**INSTRUCTION:** Write the records out again, keeping each line exactly as it is.

* Start RECORDED DATA *

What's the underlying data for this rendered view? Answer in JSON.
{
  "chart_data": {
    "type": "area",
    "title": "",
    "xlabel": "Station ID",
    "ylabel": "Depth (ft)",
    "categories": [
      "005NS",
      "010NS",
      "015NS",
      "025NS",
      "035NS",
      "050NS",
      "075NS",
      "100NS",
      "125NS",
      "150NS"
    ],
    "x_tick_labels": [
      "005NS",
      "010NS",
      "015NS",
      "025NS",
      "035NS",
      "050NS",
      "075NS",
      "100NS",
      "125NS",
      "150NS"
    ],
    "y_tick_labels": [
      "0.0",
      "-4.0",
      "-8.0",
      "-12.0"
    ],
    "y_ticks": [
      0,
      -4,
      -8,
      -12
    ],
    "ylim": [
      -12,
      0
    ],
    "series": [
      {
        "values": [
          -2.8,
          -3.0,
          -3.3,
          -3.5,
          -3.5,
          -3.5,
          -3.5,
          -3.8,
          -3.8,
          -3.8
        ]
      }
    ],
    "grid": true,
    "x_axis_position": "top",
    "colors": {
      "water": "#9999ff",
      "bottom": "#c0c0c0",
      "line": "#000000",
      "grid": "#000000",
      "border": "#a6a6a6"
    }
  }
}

* End RECORDED DATA *

**ANSWER TO THE TASK:**
What's the underlying data for this rendered view? Answer in JSON.
{
  "chart_data": {
    "type": "area",
    "title": "",
    "xlabel": "Station ID",
    "ylabel": "Depth (ft)",
    "categories": [
      "005NS",
      "010NS",
      "015NS",
      "025NS",
      "035NS",
      "050NS",
      "075NS",
      "100NS",
      "125NS",
      "150NS"
    ],
    "x_tick_labels": [
      "005NS",
      "010NS",
      "015NS",
      "025NS",
      "035NS",
      "050NS",
      "075NS",
      "100NS",
      "125NS",
      "150NS"
    ],
    "y_tick_labels": [
      "0.0",
      "-4.0",
      "-8.0",
      "-12.0"
    ],
    "y_ticks": [
      0,
      -4,
      -8,
      -12
    ],
    "ylim": [
      -12,
      0
    ],
    "series": [
      {
        "values": [
          -2.8,
          -3.0,
          -3.3,
          -3.5,
          -3.5,
          -3.5,
          -3.5,
          -3.8,
          -3.8,
          -3.8
        ]
      }
    ],
    "grid": true,
    "x_axis_position": "top",
    "colors": {
      "water": "#9999ff",
      "bottom": "#c0c0c0",
      "line": "#000000",
      "grid": "#000000",
      "border": "#a6a6a6"
    }
  }
}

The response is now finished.